---------- Raw records ----------
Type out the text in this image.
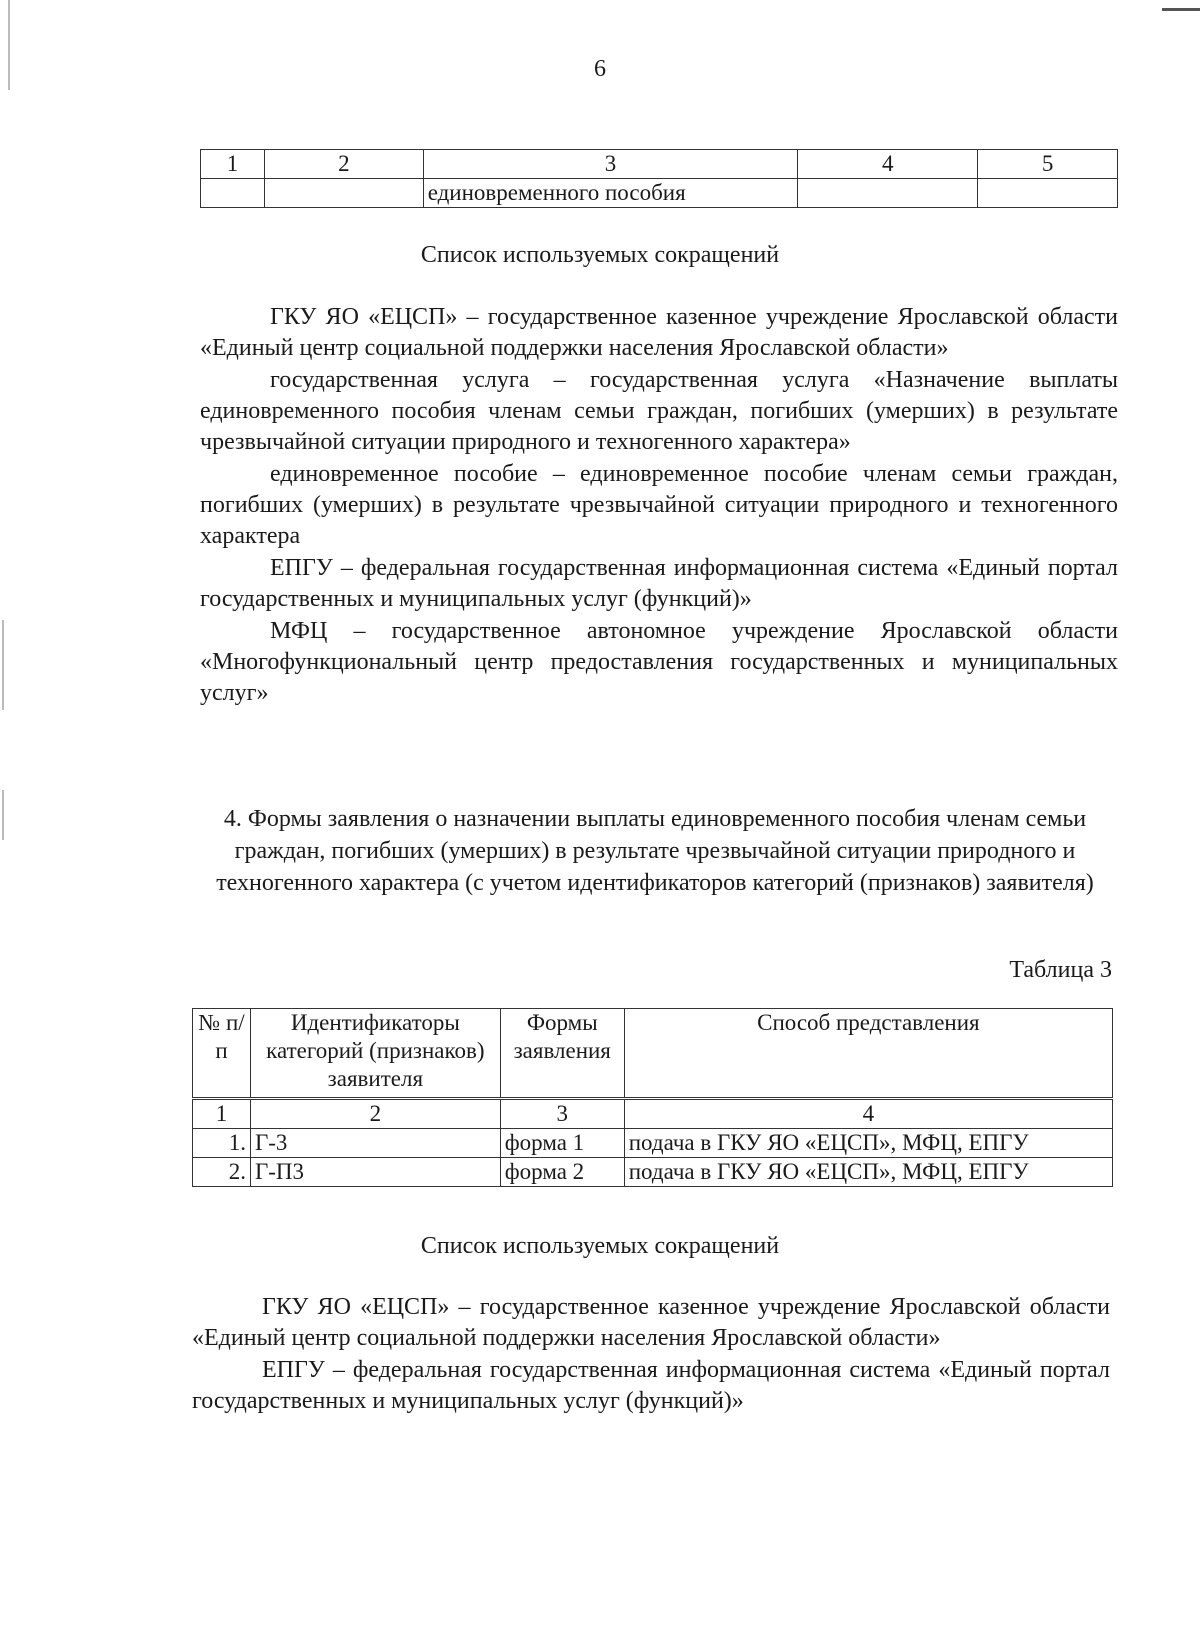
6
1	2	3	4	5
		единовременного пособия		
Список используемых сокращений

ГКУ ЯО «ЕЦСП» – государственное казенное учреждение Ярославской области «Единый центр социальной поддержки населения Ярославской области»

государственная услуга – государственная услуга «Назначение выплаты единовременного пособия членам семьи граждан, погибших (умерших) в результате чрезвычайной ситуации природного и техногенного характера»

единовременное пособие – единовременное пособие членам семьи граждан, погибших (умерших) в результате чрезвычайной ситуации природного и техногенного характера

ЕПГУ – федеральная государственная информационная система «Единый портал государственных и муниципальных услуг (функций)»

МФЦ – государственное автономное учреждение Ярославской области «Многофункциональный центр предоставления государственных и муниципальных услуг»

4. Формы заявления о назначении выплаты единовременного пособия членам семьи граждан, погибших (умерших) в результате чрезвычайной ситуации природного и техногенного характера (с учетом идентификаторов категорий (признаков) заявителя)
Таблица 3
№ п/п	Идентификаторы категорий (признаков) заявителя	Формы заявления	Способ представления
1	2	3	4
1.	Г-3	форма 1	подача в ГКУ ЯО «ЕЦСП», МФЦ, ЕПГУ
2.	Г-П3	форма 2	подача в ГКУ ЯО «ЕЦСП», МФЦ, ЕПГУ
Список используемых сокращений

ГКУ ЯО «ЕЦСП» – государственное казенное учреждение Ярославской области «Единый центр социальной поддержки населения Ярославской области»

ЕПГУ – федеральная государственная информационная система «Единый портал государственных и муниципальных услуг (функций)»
----------
---------- Raw records ----------
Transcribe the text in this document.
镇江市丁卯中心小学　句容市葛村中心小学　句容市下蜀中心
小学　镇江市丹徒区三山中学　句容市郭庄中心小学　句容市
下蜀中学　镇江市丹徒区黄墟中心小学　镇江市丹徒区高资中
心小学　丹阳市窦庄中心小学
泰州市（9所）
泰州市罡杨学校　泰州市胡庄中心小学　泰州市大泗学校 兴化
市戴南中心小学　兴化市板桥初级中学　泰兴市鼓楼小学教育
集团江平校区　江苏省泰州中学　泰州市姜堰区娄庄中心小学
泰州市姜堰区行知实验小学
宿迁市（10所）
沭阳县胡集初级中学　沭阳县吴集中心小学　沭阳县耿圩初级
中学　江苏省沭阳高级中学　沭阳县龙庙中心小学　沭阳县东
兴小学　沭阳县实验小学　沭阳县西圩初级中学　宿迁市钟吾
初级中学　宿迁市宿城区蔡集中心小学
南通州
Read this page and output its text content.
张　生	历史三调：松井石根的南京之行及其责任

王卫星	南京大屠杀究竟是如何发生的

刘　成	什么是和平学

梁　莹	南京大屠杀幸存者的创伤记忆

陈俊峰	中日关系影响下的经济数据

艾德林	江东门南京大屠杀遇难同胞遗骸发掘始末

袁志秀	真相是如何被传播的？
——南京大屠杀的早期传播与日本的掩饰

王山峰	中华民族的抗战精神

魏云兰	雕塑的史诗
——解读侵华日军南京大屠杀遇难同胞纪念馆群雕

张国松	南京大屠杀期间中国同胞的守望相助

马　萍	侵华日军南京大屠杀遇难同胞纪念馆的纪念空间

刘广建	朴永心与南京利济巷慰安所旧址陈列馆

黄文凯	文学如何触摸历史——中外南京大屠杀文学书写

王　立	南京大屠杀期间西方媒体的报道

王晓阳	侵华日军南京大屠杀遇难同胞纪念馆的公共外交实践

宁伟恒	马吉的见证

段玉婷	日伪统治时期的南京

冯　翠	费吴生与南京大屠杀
----------
Wherever the string "подача" appears in the entries above, list that line.

1.	Г-3	форма 1	подача в ГКУ ЯО «ЕЦСП», МФЦ, ЕПГУ
2.	Г-П3	форма 2	подача в ГКУ ЯО «ЕЦСП», МФЦ, ЕПГУ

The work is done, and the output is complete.